[Passage to read]:
## BEGIN
A wider broadband blanket is also likely to make its mark on the local job market for county graduates that may look elsewhere for employment.
“We’re losing students that grew up in this area,” added O’Dellick. “More internet can mean more can work from home or those that have better, higher-paying jobs.”
Between staffing issues and other rising costs, telemedicine services have become more popular and likely will moving forward, according to UPMC Bedford and UPMC Altoona president Jan Fisher.
“The technology is there for us to use,” she said. “But we can’t execute on that unless we can get into people’s homes. Home-based care is the future.”
William Kurtycz, CEO of Hyndman Area Health Center, agreed.
“We need to have better telemedicine capability,” said Kurtycz. “Transportation can be an issue, so to increase visits and care, increasing broadband will make it easier for people to participate more in their own healthcare.”
## END
[Task list]:
A. Please copy the broadband article between "A wider broadband" and "president Jan Fisher.", inclusive, updating "students" to "young people".
B. Write the next few sentences of the broadband article, picking up after its final line.
The items come from a different source than the broadband article.

[Listed entries]:
## BEGIN
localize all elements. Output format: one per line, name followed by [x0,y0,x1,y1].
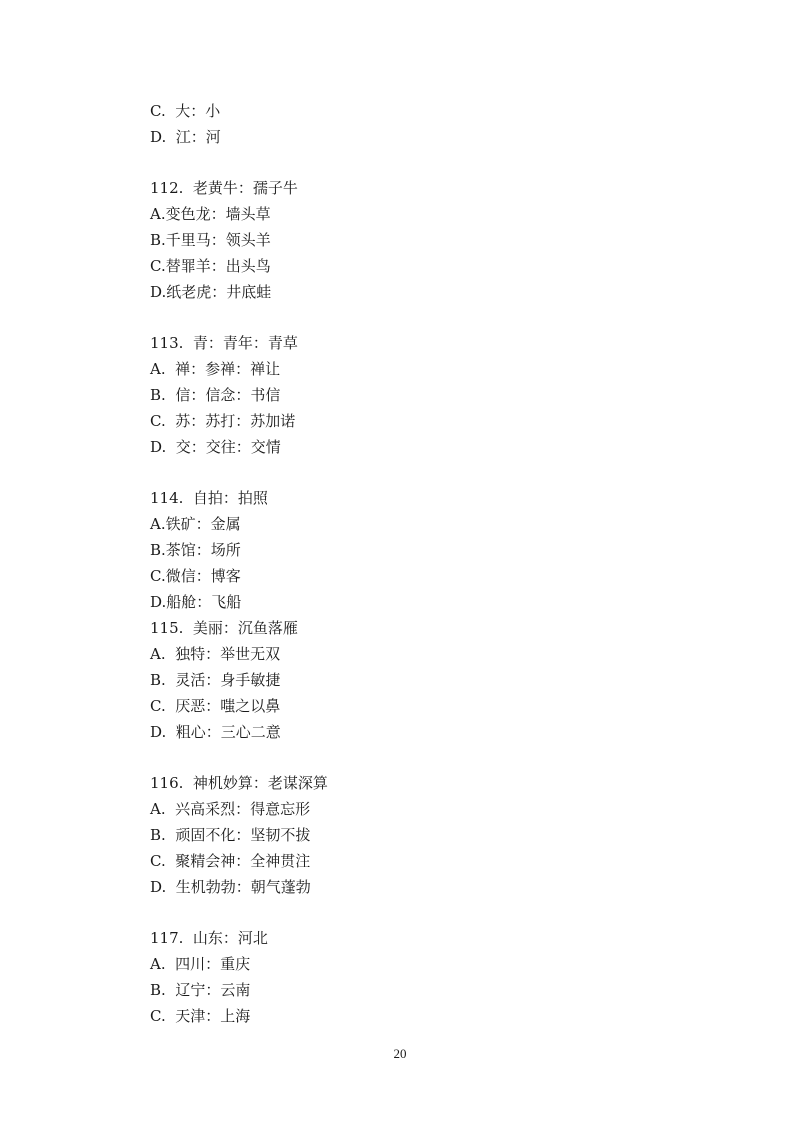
## END
## BEGIN
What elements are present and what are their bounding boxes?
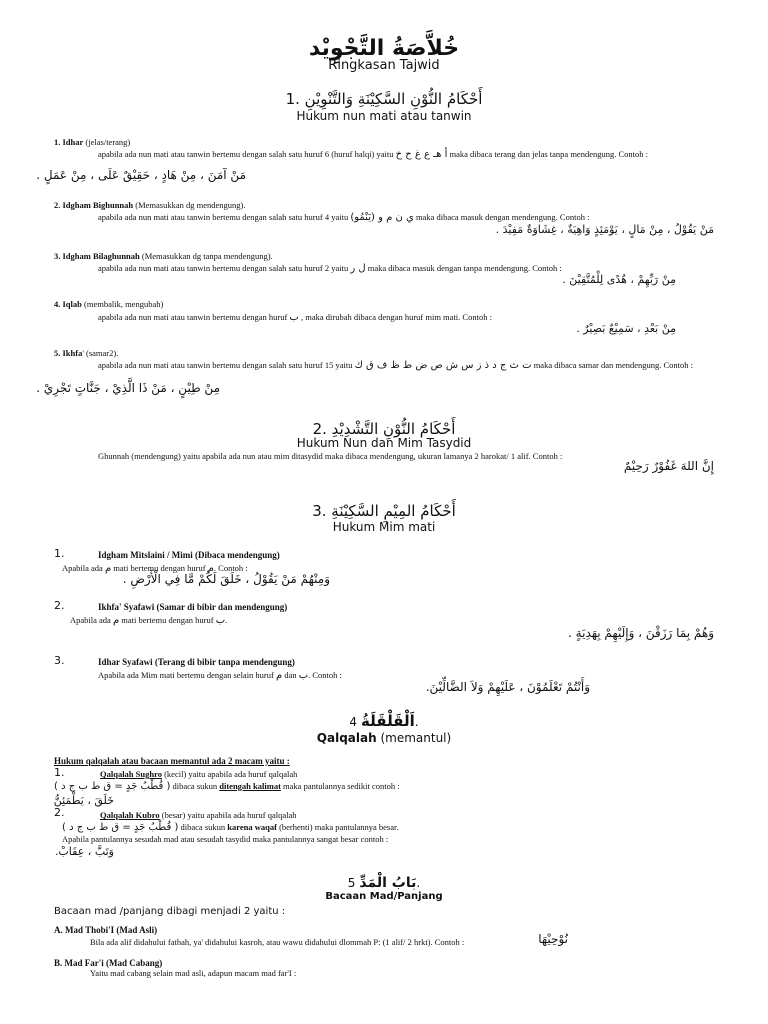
## END
[Answers]:
A.
A wider broadband blanket is also likely to make its mark on the local job market for county graduates that may look elsewhere for employment.
“We’re losing young people that grew up in this area,” added O’Dellick. “More internet can mean more can work from home or those that have better, higher-paying jobs.”
Between staffing issues and other rising costs, telemedicine services have become more popular and likely will moving forward, according to UPMC Bedford and UPMC Altoona president Jan Fisher.

B.
Carson, who was named Executive Director of the Pennsylvania Broadband Development Authority in May, offered a timeline for the project after new maps are approved.
“Once they release the map, Pennsylvania will have the money ready to begin flowing,” he said. “We’ll have a 270-day window to complete a five-year action plan, and funds will be coming up to 180 days after that. This is a huge undertaking by the FCC to get this down to individual addresses. It’s about a year of planning and four years of implementation.”